◆ **A block of data**
========
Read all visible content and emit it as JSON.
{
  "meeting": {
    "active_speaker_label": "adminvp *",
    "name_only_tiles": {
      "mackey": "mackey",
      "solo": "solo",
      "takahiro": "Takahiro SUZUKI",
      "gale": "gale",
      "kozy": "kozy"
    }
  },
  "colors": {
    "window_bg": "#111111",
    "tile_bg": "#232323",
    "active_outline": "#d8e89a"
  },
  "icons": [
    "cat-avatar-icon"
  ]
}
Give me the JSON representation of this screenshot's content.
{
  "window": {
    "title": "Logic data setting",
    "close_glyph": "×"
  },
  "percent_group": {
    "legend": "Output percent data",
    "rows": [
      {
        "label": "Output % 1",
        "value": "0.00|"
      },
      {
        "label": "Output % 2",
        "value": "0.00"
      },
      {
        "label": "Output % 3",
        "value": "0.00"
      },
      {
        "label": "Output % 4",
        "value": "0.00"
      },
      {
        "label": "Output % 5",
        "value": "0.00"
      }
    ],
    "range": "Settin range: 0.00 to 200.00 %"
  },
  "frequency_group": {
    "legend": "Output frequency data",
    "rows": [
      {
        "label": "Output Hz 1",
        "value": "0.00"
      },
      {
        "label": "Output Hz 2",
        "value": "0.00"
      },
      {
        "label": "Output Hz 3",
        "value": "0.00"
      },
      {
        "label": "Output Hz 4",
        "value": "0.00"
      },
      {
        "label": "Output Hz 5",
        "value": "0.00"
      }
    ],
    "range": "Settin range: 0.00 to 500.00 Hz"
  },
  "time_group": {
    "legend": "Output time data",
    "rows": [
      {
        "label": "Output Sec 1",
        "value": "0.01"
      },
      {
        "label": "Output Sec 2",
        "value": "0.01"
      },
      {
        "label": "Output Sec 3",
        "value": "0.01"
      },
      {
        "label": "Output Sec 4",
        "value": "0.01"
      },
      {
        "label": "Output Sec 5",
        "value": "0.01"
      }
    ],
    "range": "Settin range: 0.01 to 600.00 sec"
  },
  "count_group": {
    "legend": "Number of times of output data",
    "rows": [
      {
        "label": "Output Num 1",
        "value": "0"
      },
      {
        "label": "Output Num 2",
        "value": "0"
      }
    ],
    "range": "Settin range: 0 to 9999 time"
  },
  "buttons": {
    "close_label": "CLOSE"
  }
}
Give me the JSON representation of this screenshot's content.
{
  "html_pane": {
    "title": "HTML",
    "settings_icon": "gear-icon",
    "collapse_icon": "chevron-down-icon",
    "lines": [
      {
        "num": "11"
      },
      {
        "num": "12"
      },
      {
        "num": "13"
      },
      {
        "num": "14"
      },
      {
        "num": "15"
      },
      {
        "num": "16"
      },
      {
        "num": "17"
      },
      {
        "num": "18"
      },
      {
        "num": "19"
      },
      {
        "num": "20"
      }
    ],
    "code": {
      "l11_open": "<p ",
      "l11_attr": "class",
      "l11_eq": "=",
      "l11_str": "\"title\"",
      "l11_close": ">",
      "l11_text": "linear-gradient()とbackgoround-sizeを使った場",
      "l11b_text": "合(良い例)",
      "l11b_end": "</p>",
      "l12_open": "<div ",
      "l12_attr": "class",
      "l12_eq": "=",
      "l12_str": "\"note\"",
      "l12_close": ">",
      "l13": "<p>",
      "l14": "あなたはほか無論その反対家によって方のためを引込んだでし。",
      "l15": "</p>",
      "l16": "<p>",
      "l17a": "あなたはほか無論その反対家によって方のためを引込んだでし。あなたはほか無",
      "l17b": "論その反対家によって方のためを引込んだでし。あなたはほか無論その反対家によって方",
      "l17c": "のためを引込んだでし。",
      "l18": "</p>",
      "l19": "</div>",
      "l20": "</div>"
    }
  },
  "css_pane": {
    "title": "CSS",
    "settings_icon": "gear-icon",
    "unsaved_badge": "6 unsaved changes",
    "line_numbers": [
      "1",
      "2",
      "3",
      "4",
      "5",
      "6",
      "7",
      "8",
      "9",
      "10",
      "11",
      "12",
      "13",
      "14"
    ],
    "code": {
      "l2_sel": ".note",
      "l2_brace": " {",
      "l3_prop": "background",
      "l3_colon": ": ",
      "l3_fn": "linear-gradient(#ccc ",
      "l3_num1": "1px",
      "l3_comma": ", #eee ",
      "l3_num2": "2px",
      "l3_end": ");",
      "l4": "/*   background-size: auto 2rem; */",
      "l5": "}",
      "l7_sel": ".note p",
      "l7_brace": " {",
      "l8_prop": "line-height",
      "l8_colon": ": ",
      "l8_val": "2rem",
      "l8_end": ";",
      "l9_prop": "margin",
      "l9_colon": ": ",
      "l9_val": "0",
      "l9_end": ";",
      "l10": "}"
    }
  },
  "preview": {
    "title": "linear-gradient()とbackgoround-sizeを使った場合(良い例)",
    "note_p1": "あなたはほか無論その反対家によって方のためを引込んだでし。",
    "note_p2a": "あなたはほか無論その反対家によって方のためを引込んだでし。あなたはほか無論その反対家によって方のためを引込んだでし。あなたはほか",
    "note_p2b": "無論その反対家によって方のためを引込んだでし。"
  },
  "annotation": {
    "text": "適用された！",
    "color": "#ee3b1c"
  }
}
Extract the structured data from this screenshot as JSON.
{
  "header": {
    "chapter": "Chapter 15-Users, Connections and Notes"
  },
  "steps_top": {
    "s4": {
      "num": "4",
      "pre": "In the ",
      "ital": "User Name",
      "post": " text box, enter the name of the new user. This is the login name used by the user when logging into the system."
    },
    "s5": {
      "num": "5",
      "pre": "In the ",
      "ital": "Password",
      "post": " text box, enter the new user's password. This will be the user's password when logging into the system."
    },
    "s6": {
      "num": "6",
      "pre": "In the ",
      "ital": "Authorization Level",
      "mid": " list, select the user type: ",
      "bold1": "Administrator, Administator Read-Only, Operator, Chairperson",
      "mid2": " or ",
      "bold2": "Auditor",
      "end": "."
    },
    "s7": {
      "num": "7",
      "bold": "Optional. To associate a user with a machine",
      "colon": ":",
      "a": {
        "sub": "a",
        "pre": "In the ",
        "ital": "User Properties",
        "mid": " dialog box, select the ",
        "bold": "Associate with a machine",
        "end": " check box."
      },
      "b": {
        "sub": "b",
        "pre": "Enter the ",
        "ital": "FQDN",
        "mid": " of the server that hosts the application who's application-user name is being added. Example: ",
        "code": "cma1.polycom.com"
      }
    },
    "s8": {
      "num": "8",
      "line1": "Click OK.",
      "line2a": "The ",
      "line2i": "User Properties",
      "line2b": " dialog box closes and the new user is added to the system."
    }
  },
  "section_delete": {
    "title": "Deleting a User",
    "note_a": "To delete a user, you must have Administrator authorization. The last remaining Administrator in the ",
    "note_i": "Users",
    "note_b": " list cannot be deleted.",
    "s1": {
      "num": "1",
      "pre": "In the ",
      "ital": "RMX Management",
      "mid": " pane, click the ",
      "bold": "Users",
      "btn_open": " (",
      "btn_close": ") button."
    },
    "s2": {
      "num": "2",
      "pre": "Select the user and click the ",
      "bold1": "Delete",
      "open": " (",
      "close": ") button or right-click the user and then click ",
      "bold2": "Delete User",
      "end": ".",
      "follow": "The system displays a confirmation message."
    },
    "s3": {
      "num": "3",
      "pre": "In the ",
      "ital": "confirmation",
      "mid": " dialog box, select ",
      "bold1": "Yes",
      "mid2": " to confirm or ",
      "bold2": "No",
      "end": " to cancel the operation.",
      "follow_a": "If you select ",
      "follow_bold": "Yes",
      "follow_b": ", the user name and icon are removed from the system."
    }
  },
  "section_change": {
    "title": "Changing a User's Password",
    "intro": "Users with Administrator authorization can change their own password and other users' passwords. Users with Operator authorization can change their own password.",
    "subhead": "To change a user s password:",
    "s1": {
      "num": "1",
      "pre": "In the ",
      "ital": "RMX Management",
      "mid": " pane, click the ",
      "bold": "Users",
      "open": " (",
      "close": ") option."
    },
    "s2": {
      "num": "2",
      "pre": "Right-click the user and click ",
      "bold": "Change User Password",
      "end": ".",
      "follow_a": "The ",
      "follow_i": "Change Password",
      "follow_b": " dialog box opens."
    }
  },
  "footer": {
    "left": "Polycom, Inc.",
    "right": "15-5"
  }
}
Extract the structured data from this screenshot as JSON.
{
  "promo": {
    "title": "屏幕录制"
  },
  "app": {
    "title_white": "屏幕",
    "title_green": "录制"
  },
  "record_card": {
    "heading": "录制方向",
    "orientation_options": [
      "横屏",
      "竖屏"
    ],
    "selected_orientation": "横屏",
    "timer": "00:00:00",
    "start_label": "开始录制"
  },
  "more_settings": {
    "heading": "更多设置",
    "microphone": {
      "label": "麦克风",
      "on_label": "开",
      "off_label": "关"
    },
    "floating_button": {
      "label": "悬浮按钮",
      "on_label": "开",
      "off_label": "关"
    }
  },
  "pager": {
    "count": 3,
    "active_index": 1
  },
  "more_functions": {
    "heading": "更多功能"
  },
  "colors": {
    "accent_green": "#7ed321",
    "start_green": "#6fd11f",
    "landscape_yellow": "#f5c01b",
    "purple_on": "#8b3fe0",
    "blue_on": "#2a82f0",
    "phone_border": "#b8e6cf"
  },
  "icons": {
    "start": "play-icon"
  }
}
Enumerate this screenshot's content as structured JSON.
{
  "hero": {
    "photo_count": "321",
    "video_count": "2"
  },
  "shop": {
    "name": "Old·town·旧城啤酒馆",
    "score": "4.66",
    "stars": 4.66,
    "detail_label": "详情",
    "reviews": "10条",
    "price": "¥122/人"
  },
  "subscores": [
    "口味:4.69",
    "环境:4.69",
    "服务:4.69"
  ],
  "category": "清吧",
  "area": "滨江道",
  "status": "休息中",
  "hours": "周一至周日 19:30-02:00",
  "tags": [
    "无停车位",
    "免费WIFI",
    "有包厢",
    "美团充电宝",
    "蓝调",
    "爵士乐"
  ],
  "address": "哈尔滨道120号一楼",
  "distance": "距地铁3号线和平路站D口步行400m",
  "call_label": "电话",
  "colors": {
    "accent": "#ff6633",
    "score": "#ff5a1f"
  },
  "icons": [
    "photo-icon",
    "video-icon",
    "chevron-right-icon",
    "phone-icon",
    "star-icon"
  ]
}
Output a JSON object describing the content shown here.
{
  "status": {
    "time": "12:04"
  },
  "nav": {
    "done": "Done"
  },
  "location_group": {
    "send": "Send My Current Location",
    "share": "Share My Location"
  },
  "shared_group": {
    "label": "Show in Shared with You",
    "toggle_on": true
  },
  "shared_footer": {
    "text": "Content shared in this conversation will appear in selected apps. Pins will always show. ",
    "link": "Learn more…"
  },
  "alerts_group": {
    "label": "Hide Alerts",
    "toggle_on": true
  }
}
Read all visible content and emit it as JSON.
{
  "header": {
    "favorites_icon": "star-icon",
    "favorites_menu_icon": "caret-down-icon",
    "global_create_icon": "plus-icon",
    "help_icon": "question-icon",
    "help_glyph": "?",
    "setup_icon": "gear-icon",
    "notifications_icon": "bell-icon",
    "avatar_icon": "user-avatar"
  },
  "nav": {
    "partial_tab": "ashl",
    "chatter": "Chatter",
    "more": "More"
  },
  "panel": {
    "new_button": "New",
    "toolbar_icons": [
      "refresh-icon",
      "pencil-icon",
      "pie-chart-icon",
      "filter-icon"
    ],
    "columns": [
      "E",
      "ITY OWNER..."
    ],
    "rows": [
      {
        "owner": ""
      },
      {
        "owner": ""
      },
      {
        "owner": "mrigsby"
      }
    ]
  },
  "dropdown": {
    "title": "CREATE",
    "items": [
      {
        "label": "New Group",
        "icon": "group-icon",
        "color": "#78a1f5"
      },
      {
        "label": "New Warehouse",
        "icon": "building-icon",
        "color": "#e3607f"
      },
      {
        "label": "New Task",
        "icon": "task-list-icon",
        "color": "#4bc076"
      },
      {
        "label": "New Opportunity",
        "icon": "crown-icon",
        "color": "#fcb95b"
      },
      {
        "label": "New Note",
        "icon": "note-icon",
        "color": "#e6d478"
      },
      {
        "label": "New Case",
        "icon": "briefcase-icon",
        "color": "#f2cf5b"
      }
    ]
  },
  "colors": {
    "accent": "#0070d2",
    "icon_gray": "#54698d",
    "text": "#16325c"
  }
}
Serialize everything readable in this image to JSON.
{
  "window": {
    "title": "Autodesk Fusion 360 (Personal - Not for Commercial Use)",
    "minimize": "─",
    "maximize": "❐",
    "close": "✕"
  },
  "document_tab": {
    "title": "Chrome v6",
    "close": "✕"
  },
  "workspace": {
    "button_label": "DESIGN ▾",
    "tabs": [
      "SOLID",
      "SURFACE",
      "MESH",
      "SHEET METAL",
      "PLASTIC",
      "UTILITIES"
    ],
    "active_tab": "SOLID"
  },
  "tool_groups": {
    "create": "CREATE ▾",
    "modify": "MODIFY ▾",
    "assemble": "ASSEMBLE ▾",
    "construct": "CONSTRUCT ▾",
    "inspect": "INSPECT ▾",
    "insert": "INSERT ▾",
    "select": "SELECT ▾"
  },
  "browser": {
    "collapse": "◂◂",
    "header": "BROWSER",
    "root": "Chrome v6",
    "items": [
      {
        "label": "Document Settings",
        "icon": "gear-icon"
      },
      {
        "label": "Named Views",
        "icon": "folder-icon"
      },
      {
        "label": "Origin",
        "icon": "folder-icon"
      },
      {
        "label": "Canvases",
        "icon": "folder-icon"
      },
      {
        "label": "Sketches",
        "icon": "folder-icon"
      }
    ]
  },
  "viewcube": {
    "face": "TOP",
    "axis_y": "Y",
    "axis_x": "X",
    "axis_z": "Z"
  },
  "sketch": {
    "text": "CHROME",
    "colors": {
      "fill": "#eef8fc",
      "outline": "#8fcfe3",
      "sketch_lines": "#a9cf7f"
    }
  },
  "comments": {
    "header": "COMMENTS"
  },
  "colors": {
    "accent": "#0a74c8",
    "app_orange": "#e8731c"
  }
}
========
◆ **BRIEF**
Count how many lines in the data contain the word "will", giving the number without comment.

◆ **SOLUTION TO THE PROBLEM**
2